## Prompt
All entries below are to be set down again, identical to the source.

--- Start of Supplied material ---

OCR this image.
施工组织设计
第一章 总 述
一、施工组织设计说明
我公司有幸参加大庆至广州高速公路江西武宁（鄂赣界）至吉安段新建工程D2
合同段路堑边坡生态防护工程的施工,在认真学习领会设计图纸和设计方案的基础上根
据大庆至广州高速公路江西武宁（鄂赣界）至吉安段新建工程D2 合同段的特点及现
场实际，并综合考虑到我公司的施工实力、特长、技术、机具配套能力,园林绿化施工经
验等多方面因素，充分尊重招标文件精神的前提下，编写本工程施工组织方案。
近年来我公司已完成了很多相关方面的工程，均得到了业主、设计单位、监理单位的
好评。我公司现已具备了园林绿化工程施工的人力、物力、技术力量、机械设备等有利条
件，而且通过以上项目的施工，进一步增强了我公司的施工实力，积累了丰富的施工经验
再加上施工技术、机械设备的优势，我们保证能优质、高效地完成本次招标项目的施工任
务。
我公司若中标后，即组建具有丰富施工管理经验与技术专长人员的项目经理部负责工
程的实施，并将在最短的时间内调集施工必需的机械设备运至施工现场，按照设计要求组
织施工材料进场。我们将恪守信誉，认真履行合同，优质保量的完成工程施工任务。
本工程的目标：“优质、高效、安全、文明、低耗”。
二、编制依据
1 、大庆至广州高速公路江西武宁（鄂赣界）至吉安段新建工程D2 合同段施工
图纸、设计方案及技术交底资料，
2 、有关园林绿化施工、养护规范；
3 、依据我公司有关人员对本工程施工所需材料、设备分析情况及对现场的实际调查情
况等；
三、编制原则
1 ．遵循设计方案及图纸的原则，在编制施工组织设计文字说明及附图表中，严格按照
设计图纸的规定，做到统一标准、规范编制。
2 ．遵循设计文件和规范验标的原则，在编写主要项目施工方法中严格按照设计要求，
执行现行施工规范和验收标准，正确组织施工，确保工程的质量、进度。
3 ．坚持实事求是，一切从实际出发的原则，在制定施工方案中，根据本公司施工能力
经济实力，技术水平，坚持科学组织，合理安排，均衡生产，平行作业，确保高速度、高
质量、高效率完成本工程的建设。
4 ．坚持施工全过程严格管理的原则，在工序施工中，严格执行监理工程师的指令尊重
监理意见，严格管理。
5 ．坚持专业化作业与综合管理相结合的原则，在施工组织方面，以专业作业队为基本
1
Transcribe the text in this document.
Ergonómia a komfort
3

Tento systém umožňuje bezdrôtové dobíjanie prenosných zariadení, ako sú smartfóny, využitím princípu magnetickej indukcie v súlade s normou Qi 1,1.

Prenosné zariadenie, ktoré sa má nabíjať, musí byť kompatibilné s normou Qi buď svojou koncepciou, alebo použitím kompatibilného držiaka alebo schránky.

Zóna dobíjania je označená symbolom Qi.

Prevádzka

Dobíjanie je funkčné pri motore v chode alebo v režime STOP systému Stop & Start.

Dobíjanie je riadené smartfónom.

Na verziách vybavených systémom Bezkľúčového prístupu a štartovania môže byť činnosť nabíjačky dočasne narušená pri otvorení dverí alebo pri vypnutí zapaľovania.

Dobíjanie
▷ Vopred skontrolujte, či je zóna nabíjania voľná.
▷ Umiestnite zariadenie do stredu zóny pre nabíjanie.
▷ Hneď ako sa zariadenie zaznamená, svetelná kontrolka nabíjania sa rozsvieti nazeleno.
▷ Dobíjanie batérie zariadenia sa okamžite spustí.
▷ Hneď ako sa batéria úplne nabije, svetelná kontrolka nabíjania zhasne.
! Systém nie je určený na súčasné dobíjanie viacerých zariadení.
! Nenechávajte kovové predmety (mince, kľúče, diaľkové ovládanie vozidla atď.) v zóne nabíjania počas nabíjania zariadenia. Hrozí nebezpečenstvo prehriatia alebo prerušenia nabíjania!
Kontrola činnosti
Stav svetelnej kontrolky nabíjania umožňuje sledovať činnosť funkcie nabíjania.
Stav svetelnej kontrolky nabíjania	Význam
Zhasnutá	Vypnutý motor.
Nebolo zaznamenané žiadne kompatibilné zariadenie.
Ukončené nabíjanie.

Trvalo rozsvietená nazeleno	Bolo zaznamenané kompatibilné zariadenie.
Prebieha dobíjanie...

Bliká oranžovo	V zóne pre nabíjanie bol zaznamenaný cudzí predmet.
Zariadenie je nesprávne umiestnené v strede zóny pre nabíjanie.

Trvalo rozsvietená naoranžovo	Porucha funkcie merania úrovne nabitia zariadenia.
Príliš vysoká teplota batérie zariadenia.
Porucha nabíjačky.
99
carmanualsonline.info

--- End of Supplied material ---

## Task result
OCR this image.
施工组织设计
第一章 总 述
一、施工组织设计说明
我公司有幸参加大庆至广州高速公路江西武宁（鄂赣界）至吉安段新建工程D2
合同段路堑边坡生态防护工程的施工,在认真学习领会设计图纸和设计方案的基础上根
据大庆至广州高速公路江西武宁（鄂赣界）至吉安段新建工程D2 合同段的特点及现
场实际，并综合考虑到我公司的施工实力、特长、技术、机具配套能力,园林绿化施工经
验等多方面因素，充分尊重招标文件精神的前提下，编写本工程施工组织方案。
近年来我公司已完成了很多相关方面的工程，均得到了业主、设计单位、监理单位的
好评。我公司现已具备了园林绿化工程施工的人力、物力、技术力量、机械设备等有利条
件，而且通过以上项目的施工，进一步增强了我公司的施工实力，积累了丰富的施工经验
再加上施工技术、机械设备的优势，我们保证能优质、高效地完成本次招标项目的施工任
务。
我公司若中标后，即组建具有丰富施工管理经验与技术专长人员的项目经理部负责工
程的实施，并将在最短的时间内调集施工必需的机械设备运至施工现场，按照设计要求组
织施工材料进场。我们将恪守信誉，认真履行合同，优质保量的完成工程施工任务。
本工程的目标：“优质、高效、安全、文明、低耗”。
二、编制依据
1 、大庆至广州高速公路江西武宁（鄂赣界）至吉安段新建工程D2 合同段施工
图纸、设计方案及技术交底资料，
2 、有关园林绿化施工、养护规范；
3 、依据我公司有关人员对本工程施工所需材料、设备分析情况及对现场的实际调查情
况等；
三、编制原则
1 ．遵循设计方案及图纸的原则，在编制施工组织设计文字说明及附图表中，严格按照
设计图纸的规定，做到统一标准、规范编制。
2 ．遵循设计文件和规范验标的原则，在编写主要项目施工方法中严格按照设计要求，
执行现行施工规范和验收标准，正确组织施工，确保工程的质量、进度。
3 ．坚持实事求是，一切从实际出发的原则，在制定施工方案中，根据本公司施工能力
经济实力，技术水平，坚持科学组织，合理安排，均衡生产，平行作业，确保高速度、高
质量、高效率完成本工程的建设。
4 ．坚持施工全过程严格管理的原则，在工序施工中，严格执行监理工程师的指令尊重
监理意见，严格管理。
5 ．坚持专业化作业与综合管理相结合的原则，在施工组织方面，以专业作业队为基本
1
Transcribe the text in this document.
Ergonómia a komfort
3

Tento systém umožňuje bezdrôtové dobíjanie prenosných zariadení, ako sú smartfóny, využitím princípu magnetickej indukcie v súlade s normou Qi 1,1.

Prenosné zariadenie, ktoré sa má nabíjať, musí byť kompatibilné s normou Qi buď svojou koncepciou, alebo použitím kompatibilného držiaka alebo schránky.

Zóna dobíjania je označená symbolom Qi.

Prevádzka

Dobíjanie je funkčné pri motore v chode alebo v režime STOP systému Stop & Start.

Dobíjanie je riadené smartfónom.

Na verziách vybavených systémom Bezkľúčového prístupu a štartovania môže byť činnosť nabíjačky dočasne narušená pri otvorení dverí alebo pri vypnutí zapaľovania.

Dobíjanie
▷ Vopred skontrolujte, či je zóna nabíjania voľná.
▷ Umiestnite zariadenie do stredu zóny pre nabíjanie.
▷ Hneď ako sa zariadenie zaznamená, svetelná kontrolka nabíjania sa rozsvieti nazeleno.
▷ Dobíjanie batérie zariadenia sa okamžite spustí.
▷ Hneď ako sa batéria úplne nabije, svetelná kontrolka nabíjania zhasne.
! Systém nie je určený na súčasné dobíjanie viacerých zariadení.
! Nenechávajte kovové predmety (mince, kľúče, diaľkové ovládanie vozidla atď.) v zóne nabíjania počas nabíjania zariadenia. Hrozí nebezpečenstvo prehriatia alebo prerušenia nabíjania!
Kontrola činnosti
Stav svetelnej kontrolky nabíjania umožňuje sledovať činnosť funkcie nabíjania.
Stav svetelnej kontrolky nabíjania	Význam
Zhasnutá	Vypnutý motor.
Nebolo zaznamenané žiadne kompatibilné zariadenie.
Ukončené nabíjanie.

Trvalo rozsvietená nazeleno	Bolo zaznamenané kompatibilné zariadenie.
Prebieha dobíjanie...

Bliká oranžovo	V zóne pre nabíjanie bol zaznamenaný cudzí predmet.
Zariadenie je nesprávne umiestnené v strede zóny pre nabíjanie.

Trvalo rozsvietená naoranžovo	Porucha funkcie merania úrovne nabitia zariadenia.
Príliš vysoká teplota batérie zariadenia.
Porucha nabíjačky.
99
carmanualsonline.info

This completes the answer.